**What is needed**
Only the number is wanted: how many lines of the data contain "Ctrl"?

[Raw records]
◆ ◆ ◆

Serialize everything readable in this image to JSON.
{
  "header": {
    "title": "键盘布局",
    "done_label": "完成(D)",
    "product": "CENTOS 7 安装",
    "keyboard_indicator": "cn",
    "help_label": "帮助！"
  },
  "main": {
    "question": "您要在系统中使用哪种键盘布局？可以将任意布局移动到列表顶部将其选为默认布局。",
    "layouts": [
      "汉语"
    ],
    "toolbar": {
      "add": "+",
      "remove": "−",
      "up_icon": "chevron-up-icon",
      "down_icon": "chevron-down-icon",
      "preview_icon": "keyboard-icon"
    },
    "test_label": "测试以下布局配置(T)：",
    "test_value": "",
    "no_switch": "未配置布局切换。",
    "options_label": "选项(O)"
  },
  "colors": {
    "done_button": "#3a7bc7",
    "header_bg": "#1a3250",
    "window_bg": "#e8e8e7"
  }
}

◆ ◆ ◆

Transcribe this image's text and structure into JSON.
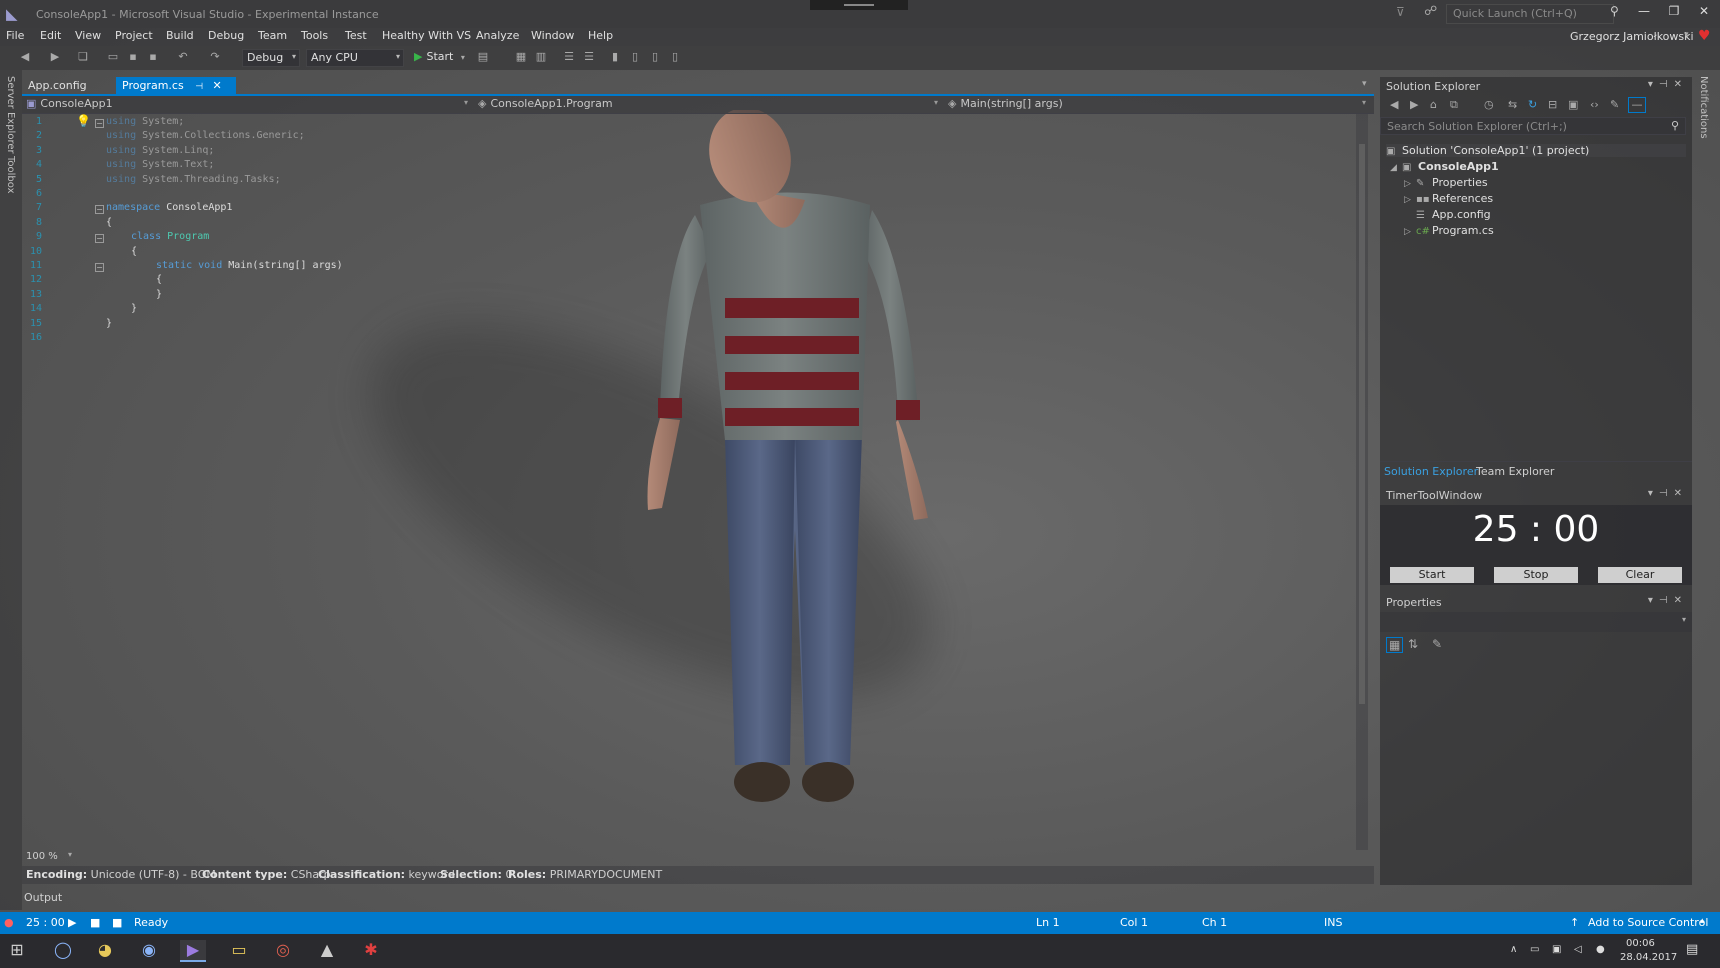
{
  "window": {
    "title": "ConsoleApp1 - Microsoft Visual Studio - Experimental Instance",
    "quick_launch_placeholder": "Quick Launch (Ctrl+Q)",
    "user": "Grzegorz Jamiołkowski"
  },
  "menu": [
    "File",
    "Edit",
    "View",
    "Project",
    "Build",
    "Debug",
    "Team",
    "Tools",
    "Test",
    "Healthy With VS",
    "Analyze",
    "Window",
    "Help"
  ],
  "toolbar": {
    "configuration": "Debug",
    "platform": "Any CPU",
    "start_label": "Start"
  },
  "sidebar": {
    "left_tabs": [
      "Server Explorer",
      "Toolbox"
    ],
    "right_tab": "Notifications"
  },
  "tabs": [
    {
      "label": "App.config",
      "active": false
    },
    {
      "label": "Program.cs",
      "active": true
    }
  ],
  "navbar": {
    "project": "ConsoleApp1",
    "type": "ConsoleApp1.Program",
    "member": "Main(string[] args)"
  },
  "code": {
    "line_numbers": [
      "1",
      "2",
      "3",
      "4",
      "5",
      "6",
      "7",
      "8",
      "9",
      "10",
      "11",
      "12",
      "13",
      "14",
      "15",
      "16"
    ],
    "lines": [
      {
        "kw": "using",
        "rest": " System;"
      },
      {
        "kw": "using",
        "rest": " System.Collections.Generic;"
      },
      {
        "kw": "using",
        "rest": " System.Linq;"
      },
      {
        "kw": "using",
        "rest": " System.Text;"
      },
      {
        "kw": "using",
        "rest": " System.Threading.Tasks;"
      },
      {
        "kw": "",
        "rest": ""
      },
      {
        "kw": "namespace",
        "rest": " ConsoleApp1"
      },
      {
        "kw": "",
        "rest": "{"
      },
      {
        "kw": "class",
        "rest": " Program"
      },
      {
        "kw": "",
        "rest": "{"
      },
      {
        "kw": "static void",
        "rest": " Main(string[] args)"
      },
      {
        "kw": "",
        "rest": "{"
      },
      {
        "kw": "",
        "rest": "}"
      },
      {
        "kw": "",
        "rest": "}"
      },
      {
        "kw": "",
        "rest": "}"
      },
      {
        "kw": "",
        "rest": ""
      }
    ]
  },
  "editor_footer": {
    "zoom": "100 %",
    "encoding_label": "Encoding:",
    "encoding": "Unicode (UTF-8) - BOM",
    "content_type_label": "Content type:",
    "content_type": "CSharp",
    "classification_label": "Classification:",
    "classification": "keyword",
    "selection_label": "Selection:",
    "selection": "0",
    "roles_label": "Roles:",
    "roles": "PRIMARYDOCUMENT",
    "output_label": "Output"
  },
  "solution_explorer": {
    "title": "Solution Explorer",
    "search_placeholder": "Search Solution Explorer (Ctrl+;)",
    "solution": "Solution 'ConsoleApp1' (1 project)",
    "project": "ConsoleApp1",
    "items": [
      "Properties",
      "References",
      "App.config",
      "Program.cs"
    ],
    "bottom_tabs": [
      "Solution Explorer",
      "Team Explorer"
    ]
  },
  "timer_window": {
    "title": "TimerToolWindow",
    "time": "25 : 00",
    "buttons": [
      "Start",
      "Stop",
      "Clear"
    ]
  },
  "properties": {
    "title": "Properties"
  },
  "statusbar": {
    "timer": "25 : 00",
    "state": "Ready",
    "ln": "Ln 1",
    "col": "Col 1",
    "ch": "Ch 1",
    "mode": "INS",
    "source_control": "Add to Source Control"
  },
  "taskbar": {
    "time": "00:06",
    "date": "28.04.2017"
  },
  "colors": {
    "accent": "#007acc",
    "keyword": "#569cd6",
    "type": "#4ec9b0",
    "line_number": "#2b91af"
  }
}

◆ ◆ ◆

**Exercise result**
2